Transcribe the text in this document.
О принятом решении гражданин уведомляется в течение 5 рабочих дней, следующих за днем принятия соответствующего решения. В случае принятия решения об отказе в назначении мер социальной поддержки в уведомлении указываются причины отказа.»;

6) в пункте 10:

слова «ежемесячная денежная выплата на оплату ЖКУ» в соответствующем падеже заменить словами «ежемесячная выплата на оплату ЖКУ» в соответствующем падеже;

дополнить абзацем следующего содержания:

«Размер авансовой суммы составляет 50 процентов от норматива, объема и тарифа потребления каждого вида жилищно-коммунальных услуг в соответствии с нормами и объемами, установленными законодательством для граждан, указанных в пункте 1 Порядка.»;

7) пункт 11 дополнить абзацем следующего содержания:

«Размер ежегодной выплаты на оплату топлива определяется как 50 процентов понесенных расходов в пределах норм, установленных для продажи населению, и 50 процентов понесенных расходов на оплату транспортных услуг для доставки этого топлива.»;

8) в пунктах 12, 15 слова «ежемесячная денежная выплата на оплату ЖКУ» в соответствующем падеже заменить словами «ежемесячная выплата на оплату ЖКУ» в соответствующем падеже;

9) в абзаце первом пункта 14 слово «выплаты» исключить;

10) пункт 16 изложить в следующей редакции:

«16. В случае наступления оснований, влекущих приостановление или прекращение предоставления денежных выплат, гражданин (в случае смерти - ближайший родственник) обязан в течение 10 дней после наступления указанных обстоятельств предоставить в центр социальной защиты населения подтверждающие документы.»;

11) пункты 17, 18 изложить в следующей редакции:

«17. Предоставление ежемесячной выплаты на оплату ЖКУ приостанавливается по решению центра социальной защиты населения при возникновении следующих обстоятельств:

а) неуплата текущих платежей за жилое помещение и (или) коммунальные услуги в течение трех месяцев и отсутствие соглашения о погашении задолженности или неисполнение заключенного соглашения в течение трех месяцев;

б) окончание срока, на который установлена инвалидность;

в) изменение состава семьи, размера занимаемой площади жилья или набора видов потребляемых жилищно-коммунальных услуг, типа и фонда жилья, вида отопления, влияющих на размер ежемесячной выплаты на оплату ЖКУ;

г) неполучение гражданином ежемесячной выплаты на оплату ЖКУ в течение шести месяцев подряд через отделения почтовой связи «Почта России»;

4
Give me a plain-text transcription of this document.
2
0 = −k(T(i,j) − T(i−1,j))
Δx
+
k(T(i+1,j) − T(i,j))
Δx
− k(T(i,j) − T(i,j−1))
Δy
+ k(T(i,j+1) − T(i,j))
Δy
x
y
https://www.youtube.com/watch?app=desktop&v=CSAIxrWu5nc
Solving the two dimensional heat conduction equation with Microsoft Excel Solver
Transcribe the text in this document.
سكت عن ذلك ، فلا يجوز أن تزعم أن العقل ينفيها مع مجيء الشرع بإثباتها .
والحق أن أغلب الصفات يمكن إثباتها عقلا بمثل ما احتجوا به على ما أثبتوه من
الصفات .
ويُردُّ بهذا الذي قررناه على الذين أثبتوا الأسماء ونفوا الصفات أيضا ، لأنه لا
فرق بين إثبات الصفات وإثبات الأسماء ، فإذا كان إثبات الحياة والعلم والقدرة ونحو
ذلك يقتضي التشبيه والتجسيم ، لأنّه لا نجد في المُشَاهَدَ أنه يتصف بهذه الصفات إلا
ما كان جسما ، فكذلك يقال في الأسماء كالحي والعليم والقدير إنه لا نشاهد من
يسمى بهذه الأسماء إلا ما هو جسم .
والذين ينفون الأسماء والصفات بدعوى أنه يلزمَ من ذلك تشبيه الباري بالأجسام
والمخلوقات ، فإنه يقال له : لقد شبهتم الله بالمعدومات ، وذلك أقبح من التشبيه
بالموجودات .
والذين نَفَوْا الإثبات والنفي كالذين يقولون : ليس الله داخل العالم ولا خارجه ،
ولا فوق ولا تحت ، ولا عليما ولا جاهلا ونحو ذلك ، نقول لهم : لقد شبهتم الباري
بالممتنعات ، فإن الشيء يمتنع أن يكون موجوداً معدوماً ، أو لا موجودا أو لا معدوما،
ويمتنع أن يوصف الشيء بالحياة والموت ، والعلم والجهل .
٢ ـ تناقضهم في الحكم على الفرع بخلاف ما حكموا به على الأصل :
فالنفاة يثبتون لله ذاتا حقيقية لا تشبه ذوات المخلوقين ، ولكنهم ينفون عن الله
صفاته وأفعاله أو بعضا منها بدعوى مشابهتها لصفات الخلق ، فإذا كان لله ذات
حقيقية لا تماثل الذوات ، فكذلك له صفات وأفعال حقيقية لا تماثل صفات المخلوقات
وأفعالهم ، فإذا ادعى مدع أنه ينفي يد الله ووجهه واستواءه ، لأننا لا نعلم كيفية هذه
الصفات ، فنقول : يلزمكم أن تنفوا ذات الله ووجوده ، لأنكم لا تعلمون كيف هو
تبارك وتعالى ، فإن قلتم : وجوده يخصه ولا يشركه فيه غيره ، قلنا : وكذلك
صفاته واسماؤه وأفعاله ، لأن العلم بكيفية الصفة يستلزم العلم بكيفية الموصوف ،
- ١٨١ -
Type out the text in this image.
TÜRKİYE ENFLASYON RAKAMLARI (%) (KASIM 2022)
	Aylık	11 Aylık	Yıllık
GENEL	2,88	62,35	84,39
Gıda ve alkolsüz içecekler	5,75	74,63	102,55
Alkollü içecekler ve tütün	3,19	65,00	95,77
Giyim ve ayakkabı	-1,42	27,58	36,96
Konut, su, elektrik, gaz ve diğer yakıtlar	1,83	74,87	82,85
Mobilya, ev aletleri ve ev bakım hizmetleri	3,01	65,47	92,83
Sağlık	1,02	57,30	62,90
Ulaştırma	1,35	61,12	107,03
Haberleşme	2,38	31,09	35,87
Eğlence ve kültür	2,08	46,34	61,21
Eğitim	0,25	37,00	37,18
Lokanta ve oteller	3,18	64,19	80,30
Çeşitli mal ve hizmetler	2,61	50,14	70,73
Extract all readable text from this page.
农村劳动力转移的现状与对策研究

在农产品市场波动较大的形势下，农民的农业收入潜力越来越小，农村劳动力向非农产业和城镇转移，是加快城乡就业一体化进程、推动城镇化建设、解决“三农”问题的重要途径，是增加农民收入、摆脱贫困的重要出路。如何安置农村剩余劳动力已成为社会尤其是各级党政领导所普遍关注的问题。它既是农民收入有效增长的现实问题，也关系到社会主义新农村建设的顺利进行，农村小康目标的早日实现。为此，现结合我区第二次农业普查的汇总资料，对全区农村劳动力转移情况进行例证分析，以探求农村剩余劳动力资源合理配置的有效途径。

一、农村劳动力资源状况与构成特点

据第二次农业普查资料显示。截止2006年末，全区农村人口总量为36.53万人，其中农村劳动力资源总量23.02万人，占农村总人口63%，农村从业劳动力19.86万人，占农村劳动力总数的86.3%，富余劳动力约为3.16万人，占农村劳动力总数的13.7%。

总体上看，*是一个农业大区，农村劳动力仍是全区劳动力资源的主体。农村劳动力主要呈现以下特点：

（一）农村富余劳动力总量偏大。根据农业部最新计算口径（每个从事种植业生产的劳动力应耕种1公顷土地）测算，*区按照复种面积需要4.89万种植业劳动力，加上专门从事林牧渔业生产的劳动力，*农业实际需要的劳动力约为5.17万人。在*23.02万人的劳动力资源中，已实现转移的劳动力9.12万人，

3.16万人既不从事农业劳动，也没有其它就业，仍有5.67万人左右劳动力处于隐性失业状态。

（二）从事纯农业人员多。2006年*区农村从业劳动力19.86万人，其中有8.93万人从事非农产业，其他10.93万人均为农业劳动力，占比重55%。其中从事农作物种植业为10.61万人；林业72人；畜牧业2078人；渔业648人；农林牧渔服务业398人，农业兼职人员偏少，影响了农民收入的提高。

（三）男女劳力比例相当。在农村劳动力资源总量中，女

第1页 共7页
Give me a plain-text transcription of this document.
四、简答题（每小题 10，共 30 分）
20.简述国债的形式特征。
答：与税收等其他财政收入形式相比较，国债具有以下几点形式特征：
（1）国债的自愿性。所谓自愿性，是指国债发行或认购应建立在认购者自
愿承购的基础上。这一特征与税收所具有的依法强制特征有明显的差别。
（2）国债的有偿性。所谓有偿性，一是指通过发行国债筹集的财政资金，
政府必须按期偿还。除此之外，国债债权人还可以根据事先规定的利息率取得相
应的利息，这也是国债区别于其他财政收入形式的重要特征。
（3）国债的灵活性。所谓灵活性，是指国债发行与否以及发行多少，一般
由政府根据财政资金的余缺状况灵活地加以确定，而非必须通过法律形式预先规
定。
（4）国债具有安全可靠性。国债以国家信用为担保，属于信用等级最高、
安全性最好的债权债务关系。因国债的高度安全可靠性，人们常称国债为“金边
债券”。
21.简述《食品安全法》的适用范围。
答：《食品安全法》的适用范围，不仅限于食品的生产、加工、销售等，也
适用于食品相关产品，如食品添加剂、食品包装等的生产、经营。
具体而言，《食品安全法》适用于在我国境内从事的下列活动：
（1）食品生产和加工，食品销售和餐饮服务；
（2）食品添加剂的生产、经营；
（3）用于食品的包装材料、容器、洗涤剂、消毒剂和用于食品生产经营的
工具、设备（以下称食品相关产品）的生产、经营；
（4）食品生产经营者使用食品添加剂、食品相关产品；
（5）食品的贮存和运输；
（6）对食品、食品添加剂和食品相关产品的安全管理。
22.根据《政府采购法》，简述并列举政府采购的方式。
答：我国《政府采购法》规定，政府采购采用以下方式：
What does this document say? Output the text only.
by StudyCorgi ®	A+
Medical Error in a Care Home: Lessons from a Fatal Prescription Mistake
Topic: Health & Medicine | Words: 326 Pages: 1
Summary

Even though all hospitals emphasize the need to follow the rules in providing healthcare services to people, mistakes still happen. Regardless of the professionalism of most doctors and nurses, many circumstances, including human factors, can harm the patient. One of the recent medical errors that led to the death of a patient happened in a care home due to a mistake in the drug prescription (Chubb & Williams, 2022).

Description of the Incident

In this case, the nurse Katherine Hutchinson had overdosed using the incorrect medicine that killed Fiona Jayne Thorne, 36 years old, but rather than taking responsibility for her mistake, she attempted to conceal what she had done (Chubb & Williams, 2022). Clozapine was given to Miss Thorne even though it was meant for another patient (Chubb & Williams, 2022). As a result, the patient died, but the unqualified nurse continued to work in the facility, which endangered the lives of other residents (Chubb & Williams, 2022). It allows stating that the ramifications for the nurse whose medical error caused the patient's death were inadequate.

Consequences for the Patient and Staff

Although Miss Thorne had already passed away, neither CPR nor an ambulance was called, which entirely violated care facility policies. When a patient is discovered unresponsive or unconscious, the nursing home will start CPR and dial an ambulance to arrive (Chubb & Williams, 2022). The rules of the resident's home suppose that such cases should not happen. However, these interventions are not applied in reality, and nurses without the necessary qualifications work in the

Instructions for the task: Check each line above for "بدعوى" and return the ones that have it.

Result of this exercise:
والذين ينفون الأسماء والصفات بدعوى أنه يلزمَ من ذلك تشبيه الباري بالأجسام
صفاته وأفعاله أو بعضا منها بدعوى مشابهتها لصفات الخلق ، فإذا كان لله ذات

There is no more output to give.